┌────────

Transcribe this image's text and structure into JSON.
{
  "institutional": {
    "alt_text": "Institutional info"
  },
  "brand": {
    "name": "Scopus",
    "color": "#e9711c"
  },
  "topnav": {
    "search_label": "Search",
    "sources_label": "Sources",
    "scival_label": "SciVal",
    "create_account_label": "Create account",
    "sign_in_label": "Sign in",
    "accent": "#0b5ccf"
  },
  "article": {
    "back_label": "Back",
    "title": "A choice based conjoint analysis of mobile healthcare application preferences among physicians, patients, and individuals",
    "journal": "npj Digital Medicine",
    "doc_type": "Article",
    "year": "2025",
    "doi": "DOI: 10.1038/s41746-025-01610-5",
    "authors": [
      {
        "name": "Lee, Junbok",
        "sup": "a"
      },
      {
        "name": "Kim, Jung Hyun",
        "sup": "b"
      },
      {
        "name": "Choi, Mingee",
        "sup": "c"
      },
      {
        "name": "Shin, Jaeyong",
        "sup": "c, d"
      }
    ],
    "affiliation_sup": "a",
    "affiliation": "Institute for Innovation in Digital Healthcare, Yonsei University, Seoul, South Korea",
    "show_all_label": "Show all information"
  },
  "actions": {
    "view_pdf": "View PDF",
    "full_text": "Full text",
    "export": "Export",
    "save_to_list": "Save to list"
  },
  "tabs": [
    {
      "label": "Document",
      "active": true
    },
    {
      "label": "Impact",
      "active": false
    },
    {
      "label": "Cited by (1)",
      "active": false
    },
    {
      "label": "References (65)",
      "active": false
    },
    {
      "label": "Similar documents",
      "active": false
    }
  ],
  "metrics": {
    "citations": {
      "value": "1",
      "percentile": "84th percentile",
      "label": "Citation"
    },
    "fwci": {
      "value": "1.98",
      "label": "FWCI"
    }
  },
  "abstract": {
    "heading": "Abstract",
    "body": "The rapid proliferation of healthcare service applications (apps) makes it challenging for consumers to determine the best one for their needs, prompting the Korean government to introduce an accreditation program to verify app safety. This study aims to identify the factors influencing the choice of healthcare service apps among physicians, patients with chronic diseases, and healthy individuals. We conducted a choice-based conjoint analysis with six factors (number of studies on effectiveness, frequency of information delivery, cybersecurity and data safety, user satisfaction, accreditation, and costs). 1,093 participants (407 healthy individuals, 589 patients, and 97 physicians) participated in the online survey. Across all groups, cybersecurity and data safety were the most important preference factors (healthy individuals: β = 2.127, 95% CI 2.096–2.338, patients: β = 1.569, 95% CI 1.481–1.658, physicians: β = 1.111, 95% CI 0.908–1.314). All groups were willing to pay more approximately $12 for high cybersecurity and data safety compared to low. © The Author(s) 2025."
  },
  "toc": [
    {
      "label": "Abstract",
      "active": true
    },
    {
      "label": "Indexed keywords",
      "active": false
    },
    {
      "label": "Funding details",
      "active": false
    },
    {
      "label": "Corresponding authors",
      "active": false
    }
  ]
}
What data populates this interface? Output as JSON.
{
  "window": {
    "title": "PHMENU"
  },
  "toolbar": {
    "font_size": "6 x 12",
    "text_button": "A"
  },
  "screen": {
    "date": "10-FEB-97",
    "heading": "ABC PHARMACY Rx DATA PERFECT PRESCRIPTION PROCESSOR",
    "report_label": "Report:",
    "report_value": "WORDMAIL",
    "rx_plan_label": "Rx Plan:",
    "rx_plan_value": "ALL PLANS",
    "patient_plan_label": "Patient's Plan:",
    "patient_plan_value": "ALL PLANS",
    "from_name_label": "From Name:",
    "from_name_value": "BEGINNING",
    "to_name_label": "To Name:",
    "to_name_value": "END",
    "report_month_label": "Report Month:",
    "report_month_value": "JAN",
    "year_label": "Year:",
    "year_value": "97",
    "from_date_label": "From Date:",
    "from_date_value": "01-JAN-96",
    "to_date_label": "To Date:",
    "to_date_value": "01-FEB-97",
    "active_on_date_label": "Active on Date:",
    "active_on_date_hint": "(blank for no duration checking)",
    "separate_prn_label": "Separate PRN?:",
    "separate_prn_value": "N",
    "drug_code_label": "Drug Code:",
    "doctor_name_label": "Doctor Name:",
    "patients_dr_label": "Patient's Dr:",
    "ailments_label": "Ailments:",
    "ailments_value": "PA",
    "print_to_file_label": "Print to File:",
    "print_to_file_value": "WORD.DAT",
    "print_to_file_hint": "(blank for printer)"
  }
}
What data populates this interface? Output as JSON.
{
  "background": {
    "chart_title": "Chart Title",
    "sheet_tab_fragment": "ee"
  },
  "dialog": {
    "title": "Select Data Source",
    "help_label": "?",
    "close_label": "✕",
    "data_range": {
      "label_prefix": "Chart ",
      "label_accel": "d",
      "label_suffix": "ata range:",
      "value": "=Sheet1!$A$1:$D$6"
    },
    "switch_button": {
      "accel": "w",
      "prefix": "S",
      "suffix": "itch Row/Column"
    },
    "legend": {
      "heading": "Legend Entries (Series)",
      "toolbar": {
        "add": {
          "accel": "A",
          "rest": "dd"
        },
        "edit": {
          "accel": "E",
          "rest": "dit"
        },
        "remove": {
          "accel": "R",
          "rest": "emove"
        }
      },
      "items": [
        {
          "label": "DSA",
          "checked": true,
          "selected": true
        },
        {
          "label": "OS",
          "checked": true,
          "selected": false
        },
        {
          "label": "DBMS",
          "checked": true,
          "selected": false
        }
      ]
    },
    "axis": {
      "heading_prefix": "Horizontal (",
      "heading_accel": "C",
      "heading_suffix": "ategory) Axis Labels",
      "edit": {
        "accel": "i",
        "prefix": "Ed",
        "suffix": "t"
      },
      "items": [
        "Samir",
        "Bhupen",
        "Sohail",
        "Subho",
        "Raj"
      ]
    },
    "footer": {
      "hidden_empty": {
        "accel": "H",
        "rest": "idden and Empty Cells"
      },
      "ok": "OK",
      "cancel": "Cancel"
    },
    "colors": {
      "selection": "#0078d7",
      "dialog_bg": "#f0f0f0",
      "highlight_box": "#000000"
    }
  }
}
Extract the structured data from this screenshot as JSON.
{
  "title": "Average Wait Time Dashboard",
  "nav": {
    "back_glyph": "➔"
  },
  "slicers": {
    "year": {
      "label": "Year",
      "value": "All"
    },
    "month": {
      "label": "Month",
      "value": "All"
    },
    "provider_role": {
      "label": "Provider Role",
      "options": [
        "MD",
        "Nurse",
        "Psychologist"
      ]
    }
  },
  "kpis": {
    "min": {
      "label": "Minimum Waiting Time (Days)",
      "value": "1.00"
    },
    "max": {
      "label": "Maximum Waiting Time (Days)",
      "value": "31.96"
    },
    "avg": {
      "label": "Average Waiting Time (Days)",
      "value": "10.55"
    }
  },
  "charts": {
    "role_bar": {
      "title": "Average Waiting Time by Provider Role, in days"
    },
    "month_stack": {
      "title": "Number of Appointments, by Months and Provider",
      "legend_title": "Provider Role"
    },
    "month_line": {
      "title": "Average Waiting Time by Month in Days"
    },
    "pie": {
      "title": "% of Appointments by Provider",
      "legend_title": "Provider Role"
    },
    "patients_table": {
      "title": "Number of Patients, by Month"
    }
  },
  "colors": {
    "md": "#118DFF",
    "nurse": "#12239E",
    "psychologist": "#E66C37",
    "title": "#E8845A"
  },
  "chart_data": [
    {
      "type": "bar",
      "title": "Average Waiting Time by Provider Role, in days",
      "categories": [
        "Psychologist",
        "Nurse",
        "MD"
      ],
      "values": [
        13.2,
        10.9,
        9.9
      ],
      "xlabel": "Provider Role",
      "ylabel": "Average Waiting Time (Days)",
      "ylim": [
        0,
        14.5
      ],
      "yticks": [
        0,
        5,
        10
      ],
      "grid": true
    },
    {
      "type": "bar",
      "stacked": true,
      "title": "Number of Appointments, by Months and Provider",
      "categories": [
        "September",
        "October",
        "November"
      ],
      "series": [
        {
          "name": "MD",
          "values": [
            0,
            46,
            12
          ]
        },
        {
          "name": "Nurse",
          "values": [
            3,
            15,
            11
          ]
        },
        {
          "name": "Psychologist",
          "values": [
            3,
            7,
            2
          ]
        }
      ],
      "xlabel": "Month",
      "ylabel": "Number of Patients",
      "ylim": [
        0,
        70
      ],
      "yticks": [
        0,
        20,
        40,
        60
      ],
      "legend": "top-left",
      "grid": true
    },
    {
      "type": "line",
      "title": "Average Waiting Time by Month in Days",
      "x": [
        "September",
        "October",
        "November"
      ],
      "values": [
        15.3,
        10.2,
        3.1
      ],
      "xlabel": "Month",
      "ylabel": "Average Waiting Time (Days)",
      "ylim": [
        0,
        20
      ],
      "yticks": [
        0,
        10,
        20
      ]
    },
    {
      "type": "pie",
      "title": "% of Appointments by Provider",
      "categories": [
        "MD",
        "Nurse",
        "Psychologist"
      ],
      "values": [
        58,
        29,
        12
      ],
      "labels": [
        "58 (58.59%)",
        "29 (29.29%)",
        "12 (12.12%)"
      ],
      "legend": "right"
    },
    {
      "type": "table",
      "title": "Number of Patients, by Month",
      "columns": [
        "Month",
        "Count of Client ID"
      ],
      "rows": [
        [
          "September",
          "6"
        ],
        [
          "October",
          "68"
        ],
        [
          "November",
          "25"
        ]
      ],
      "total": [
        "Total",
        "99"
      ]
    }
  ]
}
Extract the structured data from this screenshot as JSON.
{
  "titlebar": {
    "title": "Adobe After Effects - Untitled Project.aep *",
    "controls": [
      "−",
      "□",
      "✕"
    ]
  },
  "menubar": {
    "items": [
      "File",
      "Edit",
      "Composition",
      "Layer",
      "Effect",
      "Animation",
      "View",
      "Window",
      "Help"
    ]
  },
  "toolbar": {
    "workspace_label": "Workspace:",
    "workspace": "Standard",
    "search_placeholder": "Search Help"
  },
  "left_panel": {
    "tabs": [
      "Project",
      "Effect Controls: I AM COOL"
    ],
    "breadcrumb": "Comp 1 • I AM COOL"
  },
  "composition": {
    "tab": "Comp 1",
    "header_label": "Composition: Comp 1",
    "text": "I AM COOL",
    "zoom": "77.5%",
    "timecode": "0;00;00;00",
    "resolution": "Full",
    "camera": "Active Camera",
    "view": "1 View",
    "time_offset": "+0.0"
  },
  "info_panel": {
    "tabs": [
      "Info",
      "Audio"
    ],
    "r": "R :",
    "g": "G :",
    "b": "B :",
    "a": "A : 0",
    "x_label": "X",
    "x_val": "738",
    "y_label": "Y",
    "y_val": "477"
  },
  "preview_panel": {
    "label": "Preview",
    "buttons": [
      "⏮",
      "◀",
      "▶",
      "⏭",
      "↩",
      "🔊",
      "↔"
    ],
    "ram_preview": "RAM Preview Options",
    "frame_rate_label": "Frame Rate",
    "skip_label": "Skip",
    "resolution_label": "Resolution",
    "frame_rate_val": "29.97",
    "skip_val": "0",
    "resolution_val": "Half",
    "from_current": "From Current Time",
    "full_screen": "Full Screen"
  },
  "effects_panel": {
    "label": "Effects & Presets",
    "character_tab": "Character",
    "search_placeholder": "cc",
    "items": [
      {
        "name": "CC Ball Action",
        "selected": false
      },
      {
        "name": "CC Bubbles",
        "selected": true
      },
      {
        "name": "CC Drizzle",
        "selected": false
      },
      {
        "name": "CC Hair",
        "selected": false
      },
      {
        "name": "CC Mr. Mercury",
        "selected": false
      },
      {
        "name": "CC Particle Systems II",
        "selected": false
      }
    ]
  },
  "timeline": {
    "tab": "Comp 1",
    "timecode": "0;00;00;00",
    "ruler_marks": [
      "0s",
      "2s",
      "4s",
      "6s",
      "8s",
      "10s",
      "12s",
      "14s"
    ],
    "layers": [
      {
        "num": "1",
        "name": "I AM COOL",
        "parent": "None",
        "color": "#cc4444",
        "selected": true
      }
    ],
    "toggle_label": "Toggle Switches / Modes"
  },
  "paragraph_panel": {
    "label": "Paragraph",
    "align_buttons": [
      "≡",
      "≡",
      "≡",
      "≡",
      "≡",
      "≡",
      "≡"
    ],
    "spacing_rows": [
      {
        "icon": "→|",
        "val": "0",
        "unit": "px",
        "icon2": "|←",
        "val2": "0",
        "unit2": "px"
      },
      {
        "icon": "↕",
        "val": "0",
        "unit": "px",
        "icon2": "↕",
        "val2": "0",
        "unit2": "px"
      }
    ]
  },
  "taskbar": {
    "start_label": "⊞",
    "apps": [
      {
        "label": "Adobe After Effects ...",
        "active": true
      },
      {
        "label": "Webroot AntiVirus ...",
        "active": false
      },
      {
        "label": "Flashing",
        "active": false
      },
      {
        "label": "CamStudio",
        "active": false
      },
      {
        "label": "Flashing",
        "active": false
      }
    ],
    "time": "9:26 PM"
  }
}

└────────

§ DIRECTIONS FOR THIS TASK: Could you report every line of the material that contains the string "blank"?

§ RESULT OF THE TASK:
    "active_on_date_hint": "(blank for no duration checking)",
    "print_to_file_hint": "(blank for printer)"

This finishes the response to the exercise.